What is needed:
Select, from the data, each line where "values" occurs.

** start **

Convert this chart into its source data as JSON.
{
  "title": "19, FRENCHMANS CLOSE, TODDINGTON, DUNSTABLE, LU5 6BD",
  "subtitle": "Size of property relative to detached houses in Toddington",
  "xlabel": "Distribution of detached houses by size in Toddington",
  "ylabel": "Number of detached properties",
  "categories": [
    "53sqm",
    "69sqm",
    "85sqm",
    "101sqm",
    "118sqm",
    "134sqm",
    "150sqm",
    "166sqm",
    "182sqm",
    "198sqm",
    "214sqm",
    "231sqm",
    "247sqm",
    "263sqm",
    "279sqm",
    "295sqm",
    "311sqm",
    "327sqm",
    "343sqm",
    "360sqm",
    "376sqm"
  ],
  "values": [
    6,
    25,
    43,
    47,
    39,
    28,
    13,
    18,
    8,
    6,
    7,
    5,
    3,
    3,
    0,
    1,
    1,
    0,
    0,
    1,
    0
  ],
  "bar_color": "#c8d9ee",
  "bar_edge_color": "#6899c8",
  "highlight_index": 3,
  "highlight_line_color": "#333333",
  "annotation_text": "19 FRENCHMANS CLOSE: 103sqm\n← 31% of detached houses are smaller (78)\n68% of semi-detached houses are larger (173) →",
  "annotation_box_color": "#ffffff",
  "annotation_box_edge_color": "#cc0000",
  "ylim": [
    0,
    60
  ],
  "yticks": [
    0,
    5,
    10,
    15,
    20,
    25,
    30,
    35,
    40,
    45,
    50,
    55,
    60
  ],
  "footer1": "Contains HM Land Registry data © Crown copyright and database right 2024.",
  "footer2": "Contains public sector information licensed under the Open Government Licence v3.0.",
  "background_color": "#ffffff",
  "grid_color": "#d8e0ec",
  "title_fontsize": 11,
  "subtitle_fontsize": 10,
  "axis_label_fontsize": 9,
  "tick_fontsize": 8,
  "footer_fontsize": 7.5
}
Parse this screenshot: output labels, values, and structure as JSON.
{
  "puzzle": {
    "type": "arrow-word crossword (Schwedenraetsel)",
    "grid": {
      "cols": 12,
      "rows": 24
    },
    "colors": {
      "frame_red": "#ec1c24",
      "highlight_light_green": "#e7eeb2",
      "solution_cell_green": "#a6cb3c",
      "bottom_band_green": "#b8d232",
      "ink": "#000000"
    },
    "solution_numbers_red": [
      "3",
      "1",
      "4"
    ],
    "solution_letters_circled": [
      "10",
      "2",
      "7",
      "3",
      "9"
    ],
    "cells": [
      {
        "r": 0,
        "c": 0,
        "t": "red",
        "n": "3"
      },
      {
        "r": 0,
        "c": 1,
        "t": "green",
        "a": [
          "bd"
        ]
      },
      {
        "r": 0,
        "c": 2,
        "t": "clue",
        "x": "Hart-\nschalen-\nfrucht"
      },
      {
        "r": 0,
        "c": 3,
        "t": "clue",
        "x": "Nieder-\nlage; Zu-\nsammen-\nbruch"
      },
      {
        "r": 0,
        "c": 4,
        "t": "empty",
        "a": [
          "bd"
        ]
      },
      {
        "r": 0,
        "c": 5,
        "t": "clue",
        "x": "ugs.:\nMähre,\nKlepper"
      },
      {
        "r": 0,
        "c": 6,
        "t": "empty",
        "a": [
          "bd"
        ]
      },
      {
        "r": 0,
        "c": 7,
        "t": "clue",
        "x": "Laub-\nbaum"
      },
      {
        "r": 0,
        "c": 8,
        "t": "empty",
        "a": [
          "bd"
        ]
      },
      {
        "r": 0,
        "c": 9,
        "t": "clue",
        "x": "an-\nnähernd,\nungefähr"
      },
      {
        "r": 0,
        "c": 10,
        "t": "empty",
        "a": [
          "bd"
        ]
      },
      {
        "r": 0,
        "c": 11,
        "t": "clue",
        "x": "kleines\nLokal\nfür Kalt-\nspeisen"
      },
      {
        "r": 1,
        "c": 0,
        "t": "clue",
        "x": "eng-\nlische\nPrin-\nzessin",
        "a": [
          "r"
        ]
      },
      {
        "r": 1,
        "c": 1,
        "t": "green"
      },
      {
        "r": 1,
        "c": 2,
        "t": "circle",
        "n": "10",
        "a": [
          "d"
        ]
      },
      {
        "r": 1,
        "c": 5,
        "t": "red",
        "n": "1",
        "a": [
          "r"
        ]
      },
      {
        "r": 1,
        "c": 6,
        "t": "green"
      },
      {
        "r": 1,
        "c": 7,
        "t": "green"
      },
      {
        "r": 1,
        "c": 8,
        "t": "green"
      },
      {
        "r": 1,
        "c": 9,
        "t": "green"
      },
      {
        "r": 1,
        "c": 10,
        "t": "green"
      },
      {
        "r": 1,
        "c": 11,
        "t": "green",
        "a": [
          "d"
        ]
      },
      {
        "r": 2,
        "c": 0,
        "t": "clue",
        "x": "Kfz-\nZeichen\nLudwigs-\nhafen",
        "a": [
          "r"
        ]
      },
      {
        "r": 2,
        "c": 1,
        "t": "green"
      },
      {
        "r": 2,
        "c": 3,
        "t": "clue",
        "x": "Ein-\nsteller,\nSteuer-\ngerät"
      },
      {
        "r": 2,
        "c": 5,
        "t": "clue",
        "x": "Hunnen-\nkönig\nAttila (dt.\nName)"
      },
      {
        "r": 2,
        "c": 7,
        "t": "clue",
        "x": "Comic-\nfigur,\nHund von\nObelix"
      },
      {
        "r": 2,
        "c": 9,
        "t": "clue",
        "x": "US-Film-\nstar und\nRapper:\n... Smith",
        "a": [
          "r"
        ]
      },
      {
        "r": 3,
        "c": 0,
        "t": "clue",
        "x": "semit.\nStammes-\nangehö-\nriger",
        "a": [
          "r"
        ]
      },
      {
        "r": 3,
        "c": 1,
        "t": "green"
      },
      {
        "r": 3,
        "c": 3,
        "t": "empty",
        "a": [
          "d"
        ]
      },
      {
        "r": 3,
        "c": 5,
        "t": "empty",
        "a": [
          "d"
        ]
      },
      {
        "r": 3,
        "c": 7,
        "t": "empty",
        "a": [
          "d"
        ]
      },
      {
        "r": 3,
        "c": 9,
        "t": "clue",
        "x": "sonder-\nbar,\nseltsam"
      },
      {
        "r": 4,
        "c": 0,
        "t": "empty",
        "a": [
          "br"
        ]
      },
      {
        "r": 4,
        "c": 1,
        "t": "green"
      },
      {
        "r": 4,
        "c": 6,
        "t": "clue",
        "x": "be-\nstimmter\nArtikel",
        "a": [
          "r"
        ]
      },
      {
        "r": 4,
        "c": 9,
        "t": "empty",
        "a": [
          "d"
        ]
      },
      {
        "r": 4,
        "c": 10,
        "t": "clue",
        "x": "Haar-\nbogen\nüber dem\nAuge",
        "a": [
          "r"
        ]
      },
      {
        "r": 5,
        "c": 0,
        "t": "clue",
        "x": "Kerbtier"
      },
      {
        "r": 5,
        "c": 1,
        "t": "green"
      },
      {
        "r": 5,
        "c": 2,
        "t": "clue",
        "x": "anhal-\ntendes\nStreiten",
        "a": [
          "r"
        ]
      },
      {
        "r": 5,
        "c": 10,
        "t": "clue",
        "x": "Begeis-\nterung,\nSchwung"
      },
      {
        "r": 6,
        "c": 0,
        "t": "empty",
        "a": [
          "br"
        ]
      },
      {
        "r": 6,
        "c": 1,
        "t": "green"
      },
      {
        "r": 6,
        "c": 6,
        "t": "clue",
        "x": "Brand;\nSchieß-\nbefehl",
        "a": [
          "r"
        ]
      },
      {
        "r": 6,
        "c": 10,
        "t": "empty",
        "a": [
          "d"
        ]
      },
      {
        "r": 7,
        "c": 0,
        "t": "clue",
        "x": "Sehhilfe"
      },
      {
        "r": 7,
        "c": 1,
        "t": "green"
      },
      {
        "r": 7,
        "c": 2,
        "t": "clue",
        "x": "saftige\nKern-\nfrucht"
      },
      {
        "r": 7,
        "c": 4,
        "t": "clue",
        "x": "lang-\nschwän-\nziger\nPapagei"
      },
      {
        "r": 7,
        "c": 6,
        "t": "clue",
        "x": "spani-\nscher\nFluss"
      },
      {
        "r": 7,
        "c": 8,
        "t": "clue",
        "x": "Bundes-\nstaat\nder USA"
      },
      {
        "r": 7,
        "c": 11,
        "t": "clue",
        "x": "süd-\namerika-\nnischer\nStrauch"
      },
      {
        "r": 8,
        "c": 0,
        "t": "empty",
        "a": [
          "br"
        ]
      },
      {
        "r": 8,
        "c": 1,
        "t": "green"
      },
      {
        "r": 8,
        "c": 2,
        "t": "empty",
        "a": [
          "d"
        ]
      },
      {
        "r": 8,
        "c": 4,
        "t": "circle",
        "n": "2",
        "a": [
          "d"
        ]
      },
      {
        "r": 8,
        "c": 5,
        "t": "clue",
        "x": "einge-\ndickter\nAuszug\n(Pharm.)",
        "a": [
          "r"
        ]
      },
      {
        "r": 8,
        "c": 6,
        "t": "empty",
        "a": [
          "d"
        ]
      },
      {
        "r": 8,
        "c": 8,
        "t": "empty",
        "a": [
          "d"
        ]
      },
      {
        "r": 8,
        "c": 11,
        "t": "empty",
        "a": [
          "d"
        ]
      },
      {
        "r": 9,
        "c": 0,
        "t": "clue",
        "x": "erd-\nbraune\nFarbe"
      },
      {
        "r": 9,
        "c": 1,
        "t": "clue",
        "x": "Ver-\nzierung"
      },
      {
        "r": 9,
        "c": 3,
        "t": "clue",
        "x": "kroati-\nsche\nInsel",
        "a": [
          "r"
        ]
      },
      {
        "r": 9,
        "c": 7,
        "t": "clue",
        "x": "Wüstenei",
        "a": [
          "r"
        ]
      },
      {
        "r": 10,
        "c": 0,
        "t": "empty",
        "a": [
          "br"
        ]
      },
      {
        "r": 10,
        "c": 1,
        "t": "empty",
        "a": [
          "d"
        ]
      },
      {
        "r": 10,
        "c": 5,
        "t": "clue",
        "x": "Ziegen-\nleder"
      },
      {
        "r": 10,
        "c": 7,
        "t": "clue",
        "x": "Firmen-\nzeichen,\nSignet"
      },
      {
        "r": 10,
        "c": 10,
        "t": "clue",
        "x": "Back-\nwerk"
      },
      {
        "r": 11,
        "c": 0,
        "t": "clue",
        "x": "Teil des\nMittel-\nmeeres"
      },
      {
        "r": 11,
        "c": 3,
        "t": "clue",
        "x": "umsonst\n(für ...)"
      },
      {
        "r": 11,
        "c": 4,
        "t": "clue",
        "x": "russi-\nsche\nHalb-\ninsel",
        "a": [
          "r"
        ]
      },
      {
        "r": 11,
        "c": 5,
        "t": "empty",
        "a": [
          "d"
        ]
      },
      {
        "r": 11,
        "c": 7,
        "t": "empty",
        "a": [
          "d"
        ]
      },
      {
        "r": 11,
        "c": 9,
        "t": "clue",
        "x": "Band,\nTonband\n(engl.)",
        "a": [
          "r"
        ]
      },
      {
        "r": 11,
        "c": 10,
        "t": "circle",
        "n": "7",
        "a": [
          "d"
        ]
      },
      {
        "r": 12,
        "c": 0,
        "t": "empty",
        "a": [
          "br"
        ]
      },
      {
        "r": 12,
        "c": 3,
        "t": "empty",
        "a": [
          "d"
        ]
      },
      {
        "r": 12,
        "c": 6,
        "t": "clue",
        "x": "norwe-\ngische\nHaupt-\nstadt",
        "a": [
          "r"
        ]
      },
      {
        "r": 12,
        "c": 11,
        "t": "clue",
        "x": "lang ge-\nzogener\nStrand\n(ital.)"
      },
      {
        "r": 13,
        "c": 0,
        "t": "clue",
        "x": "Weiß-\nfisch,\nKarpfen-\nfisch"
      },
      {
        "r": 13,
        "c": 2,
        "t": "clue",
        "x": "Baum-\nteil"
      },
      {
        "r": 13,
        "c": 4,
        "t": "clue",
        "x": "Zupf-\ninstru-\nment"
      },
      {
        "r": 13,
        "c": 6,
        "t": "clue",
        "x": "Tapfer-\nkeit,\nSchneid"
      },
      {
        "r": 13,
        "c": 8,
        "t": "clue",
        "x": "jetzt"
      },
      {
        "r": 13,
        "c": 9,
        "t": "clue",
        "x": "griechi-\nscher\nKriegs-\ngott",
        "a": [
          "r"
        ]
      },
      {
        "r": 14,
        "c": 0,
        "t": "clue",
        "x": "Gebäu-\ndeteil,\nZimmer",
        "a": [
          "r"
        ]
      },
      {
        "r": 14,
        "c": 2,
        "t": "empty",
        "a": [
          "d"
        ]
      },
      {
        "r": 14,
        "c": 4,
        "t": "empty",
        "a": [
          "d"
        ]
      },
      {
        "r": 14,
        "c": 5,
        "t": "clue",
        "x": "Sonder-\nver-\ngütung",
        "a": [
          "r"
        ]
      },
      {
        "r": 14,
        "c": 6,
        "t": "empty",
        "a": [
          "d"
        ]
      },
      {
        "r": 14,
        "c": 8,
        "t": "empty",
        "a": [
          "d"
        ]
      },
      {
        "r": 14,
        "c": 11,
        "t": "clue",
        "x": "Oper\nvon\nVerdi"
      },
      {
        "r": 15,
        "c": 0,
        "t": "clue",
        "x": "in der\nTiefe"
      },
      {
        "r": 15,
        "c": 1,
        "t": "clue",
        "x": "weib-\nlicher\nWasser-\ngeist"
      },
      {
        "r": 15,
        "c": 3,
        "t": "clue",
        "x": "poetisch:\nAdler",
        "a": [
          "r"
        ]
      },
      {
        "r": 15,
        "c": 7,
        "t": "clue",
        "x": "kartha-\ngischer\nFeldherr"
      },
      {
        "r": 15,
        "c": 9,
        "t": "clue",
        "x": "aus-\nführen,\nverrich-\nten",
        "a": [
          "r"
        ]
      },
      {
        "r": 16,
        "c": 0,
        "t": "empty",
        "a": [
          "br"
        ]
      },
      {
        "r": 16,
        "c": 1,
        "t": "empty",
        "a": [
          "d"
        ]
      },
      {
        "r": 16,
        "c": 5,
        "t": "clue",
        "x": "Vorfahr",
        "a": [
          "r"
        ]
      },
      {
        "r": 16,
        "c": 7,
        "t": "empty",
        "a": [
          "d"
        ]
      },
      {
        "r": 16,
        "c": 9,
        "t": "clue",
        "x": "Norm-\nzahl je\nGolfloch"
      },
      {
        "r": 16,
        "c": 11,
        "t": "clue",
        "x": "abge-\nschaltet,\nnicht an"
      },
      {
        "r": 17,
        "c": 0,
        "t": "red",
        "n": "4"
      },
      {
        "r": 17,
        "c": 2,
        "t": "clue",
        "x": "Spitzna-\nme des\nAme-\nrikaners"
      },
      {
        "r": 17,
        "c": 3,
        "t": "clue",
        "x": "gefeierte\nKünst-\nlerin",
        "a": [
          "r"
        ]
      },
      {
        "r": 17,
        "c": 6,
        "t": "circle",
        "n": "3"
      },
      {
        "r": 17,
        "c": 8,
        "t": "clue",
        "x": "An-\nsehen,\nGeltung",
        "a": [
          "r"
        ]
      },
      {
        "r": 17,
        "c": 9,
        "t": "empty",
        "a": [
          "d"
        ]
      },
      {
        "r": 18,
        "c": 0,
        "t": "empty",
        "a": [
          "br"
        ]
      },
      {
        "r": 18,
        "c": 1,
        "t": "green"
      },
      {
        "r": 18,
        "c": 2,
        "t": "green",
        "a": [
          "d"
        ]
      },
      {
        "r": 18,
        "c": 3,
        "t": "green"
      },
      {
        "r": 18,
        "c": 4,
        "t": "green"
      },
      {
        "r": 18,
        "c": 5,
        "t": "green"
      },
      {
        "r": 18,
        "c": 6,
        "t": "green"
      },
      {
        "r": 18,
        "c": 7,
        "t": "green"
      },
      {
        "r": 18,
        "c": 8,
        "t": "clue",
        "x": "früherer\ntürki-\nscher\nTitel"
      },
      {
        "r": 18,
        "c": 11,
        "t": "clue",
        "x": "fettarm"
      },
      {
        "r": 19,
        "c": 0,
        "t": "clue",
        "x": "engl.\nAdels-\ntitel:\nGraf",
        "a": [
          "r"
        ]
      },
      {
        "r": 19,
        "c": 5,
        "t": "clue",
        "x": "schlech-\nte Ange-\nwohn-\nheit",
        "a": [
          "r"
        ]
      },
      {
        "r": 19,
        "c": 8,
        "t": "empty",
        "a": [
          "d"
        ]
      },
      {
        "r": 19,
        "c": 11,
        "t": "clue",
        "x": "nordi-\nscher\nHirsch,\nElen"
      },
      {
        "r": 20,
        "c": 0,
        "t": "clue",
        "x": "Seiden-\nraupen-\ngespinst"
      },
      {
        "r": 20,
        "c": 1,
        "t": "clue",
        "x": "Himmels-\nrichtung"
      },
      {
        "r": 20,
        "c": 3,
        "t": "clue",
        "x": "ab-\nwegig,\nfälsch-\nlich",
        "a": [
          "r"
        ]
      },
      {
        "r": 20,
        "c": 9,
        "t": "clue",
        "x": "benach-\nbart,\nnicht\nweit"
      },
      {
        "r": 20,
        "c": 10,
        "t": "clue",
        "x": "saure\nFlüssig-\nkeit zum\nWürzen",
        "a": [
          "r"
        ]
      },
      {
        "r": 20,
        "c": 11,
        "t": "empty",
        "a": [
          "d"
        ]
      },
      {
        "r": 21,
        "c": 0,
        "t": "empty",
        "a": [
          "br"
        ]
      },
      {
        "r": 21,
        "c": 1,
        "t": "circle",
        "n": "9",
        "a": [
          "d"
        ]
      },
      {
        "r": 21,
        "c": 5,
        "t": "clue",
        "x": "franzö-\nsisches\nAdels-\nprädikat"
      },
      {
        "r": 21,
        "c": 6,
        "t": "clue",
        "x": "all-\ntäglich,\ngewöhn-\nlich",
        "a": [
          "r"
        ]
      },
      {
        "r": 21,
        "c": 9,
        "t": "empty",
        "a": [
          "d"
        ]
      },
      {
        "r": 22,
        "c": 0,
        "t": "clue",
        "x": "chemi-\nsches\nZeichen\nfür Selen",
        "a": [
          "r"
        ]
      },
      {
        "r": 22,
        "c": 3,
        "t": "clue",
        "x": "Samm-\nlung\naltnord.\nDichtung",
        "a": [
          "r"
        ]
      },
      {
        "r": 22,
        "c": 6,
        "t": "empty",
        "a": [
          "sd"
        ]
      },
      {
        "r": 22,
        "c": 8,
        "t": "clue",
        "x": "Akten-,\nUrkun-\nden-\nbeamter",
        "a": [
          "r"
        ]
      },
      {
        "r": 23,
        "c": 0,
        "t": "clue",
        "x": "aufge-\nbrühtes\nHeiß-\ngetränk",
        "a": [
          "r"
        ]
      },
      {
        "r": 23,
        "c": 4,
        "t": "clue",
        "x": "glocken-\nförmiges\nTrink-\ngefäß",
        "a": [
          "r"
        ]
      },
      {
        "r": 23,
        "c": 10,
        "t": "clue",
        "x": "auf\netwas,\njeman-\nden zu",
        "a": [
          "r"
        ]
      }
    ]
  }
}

** end **

Problem solution:
  "values": [
Parse this screenshot: output labels, values, and structure as JSON.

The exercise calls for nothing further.